PROVIDED DATA:
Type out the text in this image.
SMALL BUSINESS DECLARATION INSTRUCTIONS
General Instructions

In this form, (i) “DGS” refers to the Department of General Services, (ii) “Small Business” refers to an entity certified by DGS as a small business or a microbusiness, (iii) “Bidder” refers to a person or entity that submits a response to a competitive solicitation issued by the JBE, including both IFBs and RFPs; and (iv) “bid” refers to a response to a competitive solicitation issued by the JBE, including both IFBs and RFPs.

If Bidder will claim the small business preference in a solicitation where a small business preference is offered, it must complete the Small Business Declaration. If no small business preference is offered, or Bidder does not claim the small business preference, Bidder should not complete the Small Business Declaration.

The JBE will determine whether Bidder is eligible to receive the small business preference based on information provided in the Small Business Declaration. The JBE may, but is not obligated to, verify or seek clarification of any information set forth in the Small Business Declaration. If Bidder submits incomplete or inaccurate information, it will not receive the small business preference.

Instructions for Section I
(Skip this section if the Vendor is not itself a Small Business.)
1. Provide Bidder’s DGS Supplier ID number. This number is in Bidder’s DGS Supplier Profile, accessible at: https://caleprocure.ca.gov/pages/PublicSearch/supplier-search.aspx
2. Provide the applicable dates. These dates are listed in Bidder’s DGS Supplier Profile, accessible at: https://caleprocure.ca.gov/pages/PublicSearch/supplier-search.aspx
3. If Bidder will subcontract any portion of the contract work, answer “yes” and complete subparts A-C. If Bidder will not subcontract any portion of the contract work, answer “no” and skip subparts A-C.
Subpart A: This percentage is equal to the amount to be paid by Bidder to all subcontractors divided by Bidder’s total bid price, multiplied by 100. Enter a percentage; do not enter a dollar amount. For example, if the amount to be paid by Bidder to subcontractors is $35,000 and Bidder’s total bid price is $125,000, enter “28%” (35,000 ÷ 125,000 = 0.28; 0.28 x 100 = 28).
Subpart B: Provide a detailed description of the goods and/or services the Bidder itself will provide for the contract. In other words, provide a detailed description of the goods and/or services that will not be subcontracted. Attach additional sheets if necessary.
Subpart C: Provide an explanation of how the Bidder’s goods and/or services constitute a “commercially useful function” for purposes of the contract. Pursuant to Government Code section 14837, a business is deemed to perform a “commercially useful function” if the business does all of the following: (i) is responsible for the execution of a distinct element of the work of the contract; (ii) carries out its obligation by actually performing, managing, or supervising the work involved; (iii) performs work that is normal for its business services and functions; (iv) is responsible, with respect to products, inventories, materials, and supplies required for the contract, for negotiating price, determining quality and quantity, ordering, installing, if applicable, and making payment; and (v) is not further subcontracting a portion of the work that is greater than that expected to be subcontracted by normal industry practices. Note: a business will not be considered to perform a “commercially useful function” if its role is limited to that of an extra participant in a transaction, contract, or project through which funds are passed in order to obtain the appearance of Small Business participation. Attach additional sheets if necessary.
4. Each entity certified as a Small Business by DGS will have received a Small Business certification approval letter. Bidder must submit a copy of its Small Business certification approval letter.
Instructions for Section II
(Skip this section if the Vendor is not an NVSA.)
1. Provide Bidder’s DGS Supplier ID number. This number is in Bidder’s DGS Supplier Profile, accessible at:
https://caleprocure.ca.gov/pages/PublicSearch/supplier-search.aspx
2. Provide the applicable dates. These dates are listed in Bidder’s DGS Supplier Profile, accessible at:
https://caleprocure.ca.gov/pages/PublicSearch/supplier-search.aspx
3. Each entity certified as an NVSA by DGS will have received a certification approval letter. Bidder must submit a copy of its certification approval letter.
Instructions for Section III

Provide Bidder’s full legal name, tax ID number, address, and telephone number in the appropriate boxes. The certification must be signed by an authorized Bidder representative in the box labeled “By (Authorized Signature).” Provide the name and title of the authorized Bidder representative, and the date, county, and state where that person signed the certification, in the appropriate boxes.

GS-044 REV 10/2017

DO THIS:
Extract all of the data shown above without alteration.

RESPONSE TO THIS EXERCISE:
Type out the text in this image.
SMALL BUSINESS DECLARATION INSTRUCTIONS
General Instructions

In this form, (i) “DGS” refers to the Department of General Services, (ii) “Small Business” refers to an entity certified by DGS as a small business or a microbusiness, (iii) “Bidder” refers to a person or entity that submits a response to a competitive solicitation issued by the JBE, including both IFBs and RFPs; and (iv) “bid” refers to a response to a competitive solicitation issued by the JBE, including both IFBs and RFPs.

If Bidder will claim the small business preference in a solicitation where a small business preference is offered, it must complete the Small Business Declaration. If no small business preference is offered, or Bidder does not claim the small business preference, Bidder should not complete the Small Business Declaration.

The JBE will determine whether Bidder is eligible to receive the small business preference based on information provided in the Small Business Declaration. The JBE may, but is not obligated to, verify or seek clarification of any information set forth in the Small Business Declaration. If Bidder submits incomplete or inaccurate information, it will not receive the small business preference.

Instructions for Section I
(Skip this section if the Vendor is not itself a Small Business.)
1. Provide Bidder’s DGS Supplier ID number. This number is in Bidder’s DGS Supplier Profile, accessible at: https://caleprocure.ca.gov/pages/PublicSearch/supplier-search.aspx
2. Provide the applicable dates. These dates are listed in Bidder’s DGS Supplier Profile, accessible at: https://caleprocure.ca.gov/pages/PublicSearch/supplier-search.aspx
3. If Bidder will subcontract any portion of the contract work, answer “yes” and complete subparts A-C. If Bidder will not subcontract any portion of the contract work, answer “no” and skip subparts A-C.
Subpart A: This percentage is equal to the amount to be paid by Bidder to all subcontractors divided by Bidder’s total bid price, multiplied by 100. Enter a percentage; do not enter a dollar amount. For example, if the amount to be paid by Bidder to subcontractors is $35,000 and Bidder’s total bid price is $125,000, enter “28%” (35,000 ÷ 125,000 = 0.28; 0.28 x 100 = 28).
Subpart B: Provide a detailed description of the goods and/or services the Bidder itself will provide for the contract. In other words, provide a detailed description of the goods and/or services that will not be subcontracted. Attach additional sheets if necessary.
Subpart C: Provide an explanation of how the Bidder’s goods and/or services constitute a “commercially useful function” for purposes of the contract. Pursuant to Government Code section 14837, a business is deemed to perform a “commercially useful function” if the business does all of the following: (i) is responsible for the execution of a distinct element of the work of the contract; (ii) carries out its obligation by actually performing, managing, or supervising the work involved; (iii) performs work that is normal for its business services and functions; (iv) is responsible, with respect to products, inventories, materials, and supplies required for the contract, for negotiating price, determining quality and quantity, ordering, installing, if applicable, and making payment; and (v) is not further subcontracting a portion of the work that is greater than that expected to be subcontracted by normal industry practices. Note: a business will not be considered to perform a “commercially useful function” if its role is limited to that of an extra participant in a transaction, contract, or project through which funds are passed in order to obtain the appearance of Small Business participation. Attach additional sheets if necessary.
4. Each entity certified as a Small Business by DGS will have received a Small Business certification approval letter. Bidder must submit a copy of its Small Business certification approval letter.
Instructions for Section II
(Skip this section if the Vendor is not an NVSA.)
1. Provide Bidder’s DGS Supplier ID number. This number is in Bidder’s DGS Supplier Profile, accessible at:
https://caleprocure.ca.gov/pages/PublicSearch/supplier-search.aspx
2. Provide the applicable dates. These dates are listed in Bidder’s DGS Supplier Profile, accessible at:
https://caleprocure.ca.gov/pages/PublicSearch/supplier-search.aspx
3. Each entity certified as an NVSA by DGS will have received a certification approval letter. Bidder must submit a copy of its certification approval letter.
Instructions for Section III

Provide Bidder’s full legal name, tax ID number, address, and telephone number in the appropriate boxes. The certification must be signed by an authorized Bidder representative in the box labeled “By (Authorized Signature).” Provide the name and title of the authorized Bidder representative, and the date, county, and state where that person signed the certification, in the appropriate boxes.

GS-044 REV 10/2017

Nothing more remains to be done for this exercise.